Request: Identify and copy all lines of the material where the string "Parameters" is found.

Data for the task:
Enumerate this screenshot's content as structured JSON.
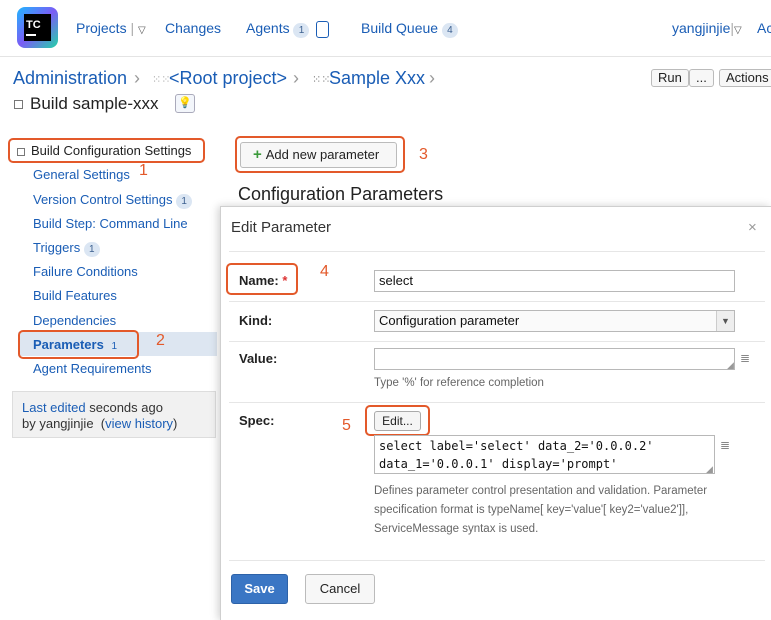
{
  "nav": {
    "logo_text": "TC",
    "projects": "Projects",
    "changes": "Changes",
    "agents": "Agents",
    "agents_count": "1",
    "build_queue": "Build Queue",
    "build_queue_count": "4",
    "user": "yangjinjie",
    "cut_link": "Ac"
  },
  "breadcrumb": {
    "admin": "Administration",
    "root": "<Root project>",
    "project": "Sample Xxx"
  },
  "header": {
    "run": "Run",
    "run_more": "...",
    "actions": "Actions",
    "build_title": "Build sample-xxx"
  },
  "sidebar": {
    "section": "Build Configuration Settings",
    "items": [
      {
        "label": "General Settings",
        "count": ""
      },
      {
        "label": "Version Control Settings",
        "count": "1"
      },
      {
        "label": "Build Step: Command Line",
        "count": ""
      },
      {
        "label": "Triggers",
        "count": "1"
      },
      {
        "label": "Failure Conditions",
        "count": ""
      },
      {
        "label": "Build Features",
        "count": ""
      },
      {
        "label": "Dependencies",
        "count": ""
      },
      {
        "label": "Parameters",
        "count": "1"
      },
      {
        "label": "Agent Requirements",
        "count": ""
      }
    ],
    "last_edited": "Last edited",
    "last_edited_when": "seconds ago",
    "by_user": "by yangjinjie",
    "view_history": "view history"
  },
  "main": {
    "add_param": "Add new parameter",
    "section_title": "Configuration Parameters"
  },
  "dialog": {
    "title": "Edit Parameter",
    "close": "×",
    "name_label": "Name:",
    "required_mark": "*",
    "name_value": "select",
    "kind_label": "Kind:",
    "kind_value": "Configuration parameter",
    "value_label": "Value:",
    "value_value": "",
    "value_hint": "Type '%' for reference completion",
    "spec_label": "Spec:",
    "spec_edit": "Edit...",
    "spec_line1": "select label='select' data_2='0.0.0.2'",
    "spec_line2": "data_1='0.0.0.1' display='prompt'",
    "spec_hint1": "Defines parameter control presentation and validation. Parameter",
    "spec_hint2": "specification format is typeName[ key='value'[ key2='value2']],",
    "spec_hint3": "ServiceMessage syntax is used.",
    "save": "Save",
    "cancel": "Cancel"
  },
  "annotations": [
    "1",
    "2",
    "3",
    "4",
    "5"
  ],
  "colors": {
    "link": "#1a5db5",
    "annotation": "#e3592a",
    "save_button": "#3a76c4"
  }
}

---

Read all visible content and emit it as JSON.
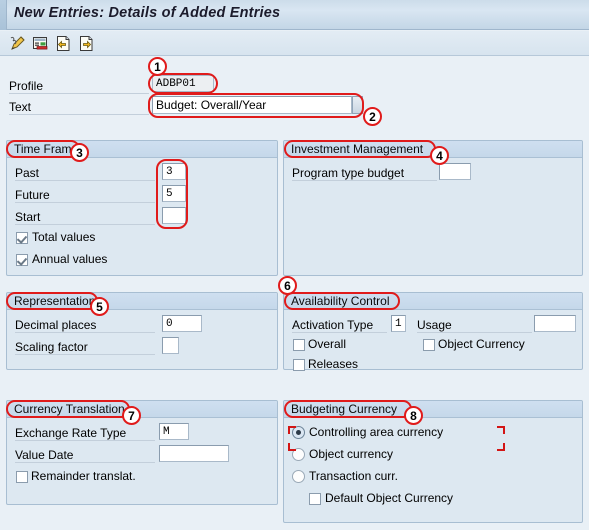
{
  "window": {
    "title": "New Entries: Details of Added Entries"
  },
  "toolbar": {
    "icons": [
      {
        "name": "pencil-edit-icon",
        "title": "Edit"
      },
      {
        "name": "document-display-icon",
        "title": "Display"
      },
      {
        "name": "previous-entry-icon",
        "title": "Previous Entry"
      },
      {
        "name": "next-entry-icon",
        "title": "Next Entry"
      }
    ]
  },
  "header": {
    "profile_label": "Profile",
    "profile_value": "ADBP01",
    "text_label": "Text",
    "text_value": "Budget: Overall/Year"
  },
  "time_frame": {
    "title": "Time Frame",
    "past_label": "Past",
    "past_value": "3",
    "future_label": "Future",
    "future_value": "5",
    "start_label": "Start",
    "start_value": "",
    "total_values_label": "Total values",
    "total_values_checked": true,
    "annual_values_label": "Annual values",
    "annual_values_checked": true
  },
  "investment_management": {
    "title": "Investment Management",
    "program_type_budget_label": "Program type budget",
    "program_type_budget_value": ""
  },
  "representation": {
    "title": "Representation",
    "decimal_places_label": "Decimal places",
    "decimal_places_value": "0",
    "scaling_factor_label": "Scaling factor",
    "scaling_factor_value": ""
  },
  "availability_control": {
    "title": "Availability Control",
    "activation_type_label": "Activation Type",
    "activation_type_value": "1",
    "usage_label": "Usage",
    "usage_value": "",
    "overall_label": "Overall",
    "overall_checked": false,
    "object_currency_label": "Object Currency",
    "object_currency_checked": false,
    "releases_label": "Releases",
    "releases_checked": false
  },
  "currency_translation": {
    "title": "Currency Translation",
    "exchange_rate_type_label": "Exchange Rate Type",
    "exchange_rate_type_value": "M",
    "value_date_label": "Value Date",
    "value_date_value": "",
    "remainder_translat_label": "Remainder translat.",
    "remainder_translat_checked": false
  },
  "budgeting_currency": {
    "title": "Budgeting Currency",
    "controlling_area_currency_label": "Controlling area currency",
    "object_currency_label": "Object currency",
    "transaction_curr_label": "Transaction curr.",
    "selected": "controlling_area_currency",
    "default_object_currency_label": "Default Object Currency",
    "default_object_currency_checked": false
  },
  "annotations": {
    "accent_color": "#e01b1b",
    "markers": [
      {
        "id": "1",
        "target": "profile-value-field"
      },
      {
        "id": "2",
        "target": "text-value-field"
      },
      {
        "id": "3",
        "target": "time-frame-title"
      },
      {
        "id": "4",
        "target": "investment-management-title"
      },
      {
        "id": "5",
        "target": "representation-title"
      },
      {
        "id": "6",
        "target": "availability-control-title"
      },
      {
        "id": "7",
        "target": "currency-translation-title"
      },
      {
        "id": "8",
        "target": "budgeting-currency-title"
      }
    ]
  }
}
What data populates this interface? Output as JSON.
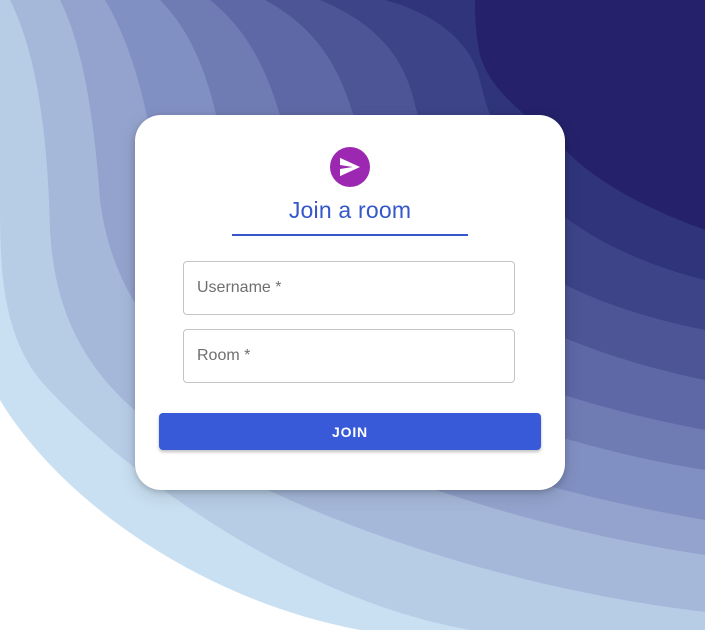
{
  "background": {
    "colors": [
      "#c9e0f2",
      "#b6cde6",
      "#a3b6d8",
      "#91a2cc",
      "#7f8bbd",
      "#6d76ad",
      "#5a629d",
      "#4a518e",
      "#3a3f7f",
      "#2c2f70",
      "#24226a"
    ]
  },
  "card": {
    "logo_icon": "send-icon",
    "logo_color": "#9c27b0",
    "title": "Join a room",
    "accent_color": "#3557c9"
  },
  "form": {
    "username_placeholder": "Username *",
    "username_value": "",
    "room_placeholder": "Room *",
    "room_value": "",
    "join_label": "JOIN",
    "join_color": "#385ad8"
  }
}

==

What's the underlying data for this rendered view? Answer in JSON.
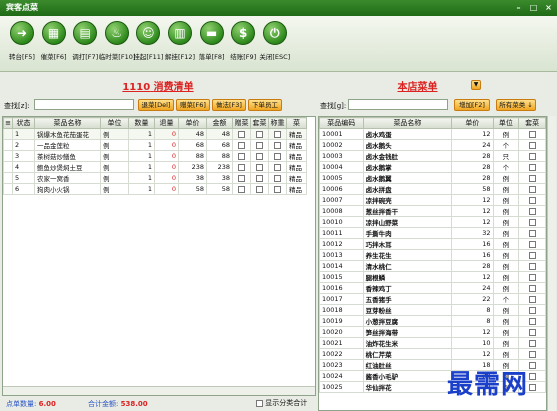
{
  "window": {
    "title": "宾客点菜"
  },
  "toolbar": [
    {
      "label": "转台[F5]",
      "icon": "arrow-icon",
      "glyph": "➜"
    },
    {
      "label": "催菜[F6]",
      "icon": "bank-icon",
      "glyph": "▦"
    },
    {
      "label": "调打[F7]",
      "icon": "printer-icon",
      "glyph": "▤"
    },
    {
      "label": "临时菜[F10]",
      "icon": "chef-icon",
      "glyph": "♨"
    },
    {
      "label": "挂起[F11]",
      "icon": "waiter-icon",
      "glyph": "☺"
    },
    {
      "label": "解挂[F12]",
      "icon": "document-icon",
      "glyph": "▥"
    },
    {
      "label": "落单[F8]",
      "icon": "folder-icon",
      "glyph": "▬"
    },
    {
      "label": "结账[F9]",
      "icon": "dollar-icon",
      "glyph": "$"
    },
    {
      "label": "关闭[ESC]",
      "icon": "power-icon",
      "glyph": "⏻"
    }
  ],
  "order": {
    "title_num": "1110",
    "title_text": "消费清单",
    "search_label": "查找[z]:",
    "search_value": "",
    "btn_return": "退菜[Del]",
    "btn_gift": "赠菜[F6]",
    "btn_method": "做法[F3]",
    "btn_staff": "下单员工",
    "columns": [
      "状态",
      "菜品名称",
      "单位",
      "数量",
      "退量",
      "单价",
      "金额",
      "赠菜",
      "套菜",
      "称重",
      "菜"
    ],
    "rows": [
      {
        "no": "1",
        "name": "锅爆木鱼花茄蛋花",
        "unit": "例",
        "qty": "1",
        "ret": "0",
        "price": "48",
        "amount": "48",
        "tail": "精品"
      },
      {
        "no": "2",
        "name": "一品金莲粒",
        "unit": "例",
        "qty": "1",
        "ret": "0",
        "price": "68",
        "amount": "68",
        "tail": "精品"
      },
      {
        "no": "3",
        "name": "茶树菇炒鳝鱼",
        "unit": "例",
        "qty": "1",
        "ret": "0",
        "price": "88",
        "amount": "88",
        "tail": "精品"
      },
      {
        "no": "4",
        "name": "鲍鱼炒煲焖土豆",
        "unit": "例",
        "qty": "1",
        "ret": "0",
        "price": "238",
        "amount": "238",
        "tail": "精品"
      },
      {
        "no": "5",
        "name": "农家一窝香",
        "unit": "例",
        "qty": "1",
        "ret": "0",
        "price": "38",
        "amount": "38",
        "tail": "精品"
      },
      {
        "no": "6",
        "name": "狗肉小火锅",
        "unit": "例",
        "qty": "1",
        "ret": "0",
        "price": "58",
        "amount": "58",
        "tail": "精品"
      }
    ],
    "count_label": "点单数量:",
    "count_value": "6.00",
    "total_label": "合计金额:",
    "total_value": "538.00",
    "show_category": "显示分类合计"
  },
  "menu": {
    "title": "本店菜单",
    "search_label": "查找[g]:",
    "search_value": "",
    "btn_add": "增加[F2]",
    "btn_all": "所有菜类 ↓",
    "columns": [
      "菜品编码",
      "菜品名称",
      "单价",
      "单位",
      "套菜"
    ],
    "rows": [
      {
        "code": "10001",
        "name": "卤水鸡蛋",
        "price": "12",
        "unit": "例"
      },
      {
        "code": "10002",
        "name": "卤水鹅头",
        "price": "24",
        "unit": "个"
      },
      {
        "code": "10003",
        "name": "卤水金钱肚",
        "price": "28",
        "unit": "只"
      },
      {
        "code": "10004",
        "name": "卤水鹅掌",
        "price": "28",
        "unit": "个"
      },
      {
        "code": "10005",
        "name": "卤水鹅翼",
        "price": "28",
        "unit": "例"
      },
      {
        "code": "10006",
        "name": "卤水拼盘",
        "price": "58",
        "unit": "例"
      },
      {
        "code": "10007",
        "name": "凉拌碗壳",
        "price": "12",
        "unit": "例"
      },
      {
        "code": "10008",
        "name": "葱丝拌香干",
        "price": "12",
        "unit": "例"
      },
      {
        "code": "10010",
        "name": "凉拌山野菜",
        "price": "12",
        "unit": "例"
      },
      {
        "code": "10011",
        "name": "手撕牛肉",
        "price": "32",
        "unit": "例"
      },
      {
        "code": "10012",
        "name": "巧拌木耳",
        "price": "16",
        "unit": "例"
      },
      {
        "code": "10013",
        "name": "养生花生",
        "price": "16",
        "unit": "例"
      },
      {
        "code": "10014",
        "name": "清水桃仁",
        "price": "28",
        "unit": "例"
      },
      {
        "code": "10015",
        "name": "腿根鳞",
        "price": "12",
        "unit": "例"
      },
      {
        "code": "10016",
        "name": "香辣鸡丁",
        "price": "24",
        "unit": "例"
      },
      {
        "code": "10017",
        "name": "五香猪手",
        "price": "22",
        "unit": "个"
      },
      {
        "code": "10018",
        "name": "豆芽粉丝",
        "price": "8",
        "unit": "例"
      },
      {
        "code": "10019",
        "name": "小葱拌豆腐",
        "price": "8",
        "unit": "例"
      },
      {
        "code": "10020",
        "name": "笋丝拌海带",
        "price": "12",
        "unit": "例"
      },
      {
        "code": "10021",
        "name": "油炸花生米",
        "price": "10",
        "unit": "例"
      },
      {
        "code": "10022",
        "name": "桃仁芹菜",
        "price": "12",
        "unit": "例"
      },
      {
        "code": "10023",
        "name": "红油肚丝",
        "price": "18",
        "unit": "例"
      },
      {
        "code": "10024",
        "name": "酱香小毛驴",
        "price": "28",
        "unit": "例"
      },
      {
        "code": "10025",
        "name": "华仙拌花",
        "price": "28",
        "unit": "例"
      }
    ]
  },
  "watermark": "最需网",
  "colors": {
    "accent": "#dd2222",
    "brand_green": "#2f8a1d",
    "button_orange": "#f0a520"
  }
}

Completed exercise:
        "label": "Parameters",
    "section_title": "Configuration Parameters"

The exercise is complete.